# [Instruction]
Repeat each record below exactly as given.

# [Records]
==============================

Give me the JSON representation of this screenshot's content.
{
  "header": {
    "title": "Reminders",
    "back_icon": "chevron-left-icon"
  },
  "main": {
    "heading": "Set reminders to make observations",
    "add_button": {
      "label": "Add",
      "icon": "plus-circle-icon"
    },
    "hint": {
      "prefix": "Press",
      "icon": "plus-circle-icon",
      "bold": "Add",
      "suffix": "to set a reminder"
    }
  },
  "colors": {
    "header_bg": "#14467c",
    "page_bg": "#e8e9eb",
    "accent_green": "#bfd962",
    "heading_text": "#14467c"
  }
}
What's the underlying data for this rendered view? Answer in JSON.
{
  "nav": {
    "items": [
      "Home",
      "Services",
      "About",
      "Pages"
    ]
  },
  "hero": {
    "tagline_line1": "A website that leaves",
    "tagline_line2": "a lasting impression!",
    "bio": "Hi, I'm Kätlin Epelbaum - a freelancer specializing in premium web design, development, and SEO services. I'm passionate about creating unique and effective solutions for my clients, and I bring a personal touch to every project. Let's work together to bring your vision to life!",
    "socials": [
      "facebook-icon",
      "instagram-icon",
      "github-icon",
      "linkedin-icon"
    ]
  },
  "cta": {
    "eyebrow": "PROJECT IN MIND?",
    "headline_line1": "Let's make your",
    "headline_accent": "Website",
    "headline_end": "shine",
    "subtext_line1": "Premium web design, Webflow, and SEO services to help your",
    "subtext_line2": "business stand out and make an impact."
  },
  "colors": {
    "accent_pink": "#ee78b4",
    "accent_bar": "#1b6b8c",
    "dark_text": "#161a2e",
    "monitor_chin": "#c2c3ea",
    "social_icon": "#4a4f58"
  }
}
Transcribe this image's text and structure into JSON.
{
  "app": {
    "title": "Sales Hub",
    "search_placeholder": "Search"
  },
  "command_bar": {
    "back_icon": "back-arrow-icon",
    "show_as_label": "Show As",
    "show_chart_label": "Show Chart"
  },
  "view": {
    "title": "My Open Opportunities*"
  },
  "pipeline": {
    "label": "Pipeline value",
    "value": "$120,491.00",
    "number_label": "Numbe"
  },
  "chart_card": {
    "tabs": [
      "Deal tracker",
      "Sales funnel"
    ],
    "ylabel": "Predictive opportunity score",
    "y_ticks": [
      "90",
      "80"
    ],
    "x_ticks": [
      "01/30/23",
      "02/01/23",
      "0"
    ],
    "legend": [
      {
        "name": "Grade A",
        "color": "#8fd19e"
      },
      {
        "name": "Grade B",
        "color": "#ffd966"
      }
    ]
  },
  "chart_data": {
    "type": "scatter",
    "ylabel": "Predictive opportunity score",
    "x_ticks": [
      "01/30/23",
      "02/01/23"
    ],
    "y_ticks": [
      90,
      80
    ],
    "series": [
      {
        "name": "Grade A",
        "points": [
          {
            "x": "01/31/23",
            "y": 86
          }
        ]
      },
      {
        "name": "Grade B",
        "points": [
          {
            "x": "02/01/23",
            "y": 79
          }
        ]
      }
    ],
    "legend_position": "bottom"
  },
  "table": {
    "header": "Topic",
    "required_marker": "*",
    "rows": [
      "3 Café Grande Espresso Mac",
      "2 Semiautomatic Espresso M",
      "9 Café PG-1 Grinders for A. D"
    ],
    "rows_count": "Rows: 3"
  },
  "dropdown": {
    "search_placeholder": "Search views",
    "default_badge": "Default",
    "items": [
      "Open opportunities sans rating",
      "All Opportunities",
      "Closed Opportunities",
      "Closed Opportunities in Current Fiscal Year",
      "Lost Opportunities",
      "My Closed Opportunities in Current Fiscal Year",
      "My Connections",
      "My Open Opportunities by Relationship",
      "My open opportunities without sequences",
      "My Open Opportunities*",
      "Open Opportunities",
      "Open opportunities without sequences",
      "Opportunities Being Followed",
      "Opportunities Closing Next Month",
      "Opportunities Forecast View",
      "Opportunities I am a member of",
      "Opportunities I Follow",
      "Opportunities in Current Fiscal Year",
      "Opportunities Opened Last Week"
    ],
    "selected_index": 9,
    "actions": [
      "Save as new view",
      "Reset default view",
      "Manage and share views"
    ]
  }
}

==============================

# [The answer]
Give me the JSON representation of this screenshot's content.
{
  "header": {
    "title": "Reminders",
    "back_icon": "chevron-left-icon"
  },
  "main": {
    "heading": "Set reminders to make observations",
    "add_button": {
      "label": "Add",
      "icon": "plus-circle-icon"
    },
    "hint": {
      "prefix": "Press",
      "icon": "plus-circle-icon",
      "bold": "Add",
      "suffix": "to set a reminder"
    }
  },
  "colors": {
    "header_bg": "#14467c",
    "page_bg": "#e8e9eb",
    "accent_green": "#bfd962",
    "heading_text": "#14467c"
  }
}
What's the underlying data for this rendered view? Answer in JSON.
{
  "nav": {
    "items": [
      "Home",
      "Services",
      "About",
      "Pages"
    ]
  },
  "hero": {
    "tagline_line1": "A website that leaves",
    "tagline_line2": "a lasting impression!",
    "bio": "Hi, I'm Kätlin Epelbaum - a freelancer specializing in premium web design, development, and SEO services. I'm passionate about creating unique and effective solutions for my clients, and I bring a personal touch to every project. Let's work together to bring your vision to life!",
    "socials": [
      "facebook-icon",
      "instagram-icon",
      "github-icon",
      "linkedin-icon"
    ]
  },
  "cta": {
    "eyebrow": "PROJECT IN MIND?",
    "headline_line1": "Let's make your",
    "headline_accent": "Website",
    "headline_end": "shine",
    "subtext_line1": "Premium web design, Webflow, and SEO services to help your",
    "subtext_line2": "business stand out and make an impact."
  },
  "colors": {
    "accent_pink": "#ee78b4",
    "accent_bar": "#1b6b8c",
    "dark_text": "#161a2e",
    "monitor_chin": "#c2c3ea",
    "social_icon": "#4a4f58"
  }
}
Transcribe this image's text and structure into JSON.
{
  "app": {
    "title": "Sales Hub",
    "search_placeholder": "Search"
  },
  "command_bar": {
    "back_icon": "back-arrow-icon",
    "show_as_label": "Show As",
    "show_chart_label": "Show Chart"
  },
  "view": {
    "title": "My Open Opportunities*"
  },
  "pipeline": {
    "label": "Pipeline value",
    "value": "$120,491.00",
    "number_label": "Numbe"
  },
  "chart_card": {
    "tabs": [
      "Deal tracker",
      "Sales funnel"
    ],
    "ylabel": "Predictive opportunity score",
    "y_ticks": [
      "90",
      "80"
    ],
    "x_ticks": [
      "01/30/23",
      "02/01/23",
      "0"
    ],
    "legend": [
      {
        "name": "Grade A",
        "color": "#8fd19e"
      },
      {
        "name": "Grade B",
        "color": "#ffd966"
      }
    ]
  },
  "chart_data": {
    "type": "scatter",
    "ylabel": "Predictive opportunity score",
    "x_ticks": [
      "01/30/23",
      "02/01/23"
    ],
    "y_ticks": [
      90,
      80
    ],
    "series": [
      {
        "name": "Grade A",
        "points": [
          {
            "x": "01/31/23",
            "y": 86
          }
        ]
      },
      {
        "name": "Grade B",
        "points": [
          {
            "x": "02/01/23",
            "y": 79
          }
        ]
      }
    ],
    "legend_position": "bottom"
  },
  "table": {
    "header": "Topic",
    "required_marker": "*",
    "rows": [
      "3 Café Grande Espresso Mac",
      "2 Semiautomatic Espresso M",
      "9 Café PG-1 Grinders for A. D"
    ],
    "rows_count": "Rows: 3"
  },
  "dropdown": {
    "search_placeholder": "Search views",
    "default_badge": "Default",
    "items": [
      "Open opportunities sans rating",
      "All Opportunities",
      "Closed Opportunities",
      "Closed Opportunities in Current Fiscal Year",
      "Lost Opportunities",
      "My Closed Opportunities in Current Fiscal Year",
      "My Connections",
      "My Open Opportunities by Relationship",
      "My open opportunities without sequences",
      "My Open Opportunities*",
      "Open Opportunities",
      "Open opportunities without sequences",
      "Opportunities Being Followed",
      "Opportunities Closing Next Month",
      "Opportunities Forecast View",
      "Opportunities I am a member of",
      "Opportunities I Follow",
      "Opportunities in Current Fiscal Year",
      "Opportunities Opened Last Week"
    ],
    "selected_index": 9,
    "actions": [
      "Save as new view",
      "Reset default view",
      "Manage and share views"
    ]
  }
}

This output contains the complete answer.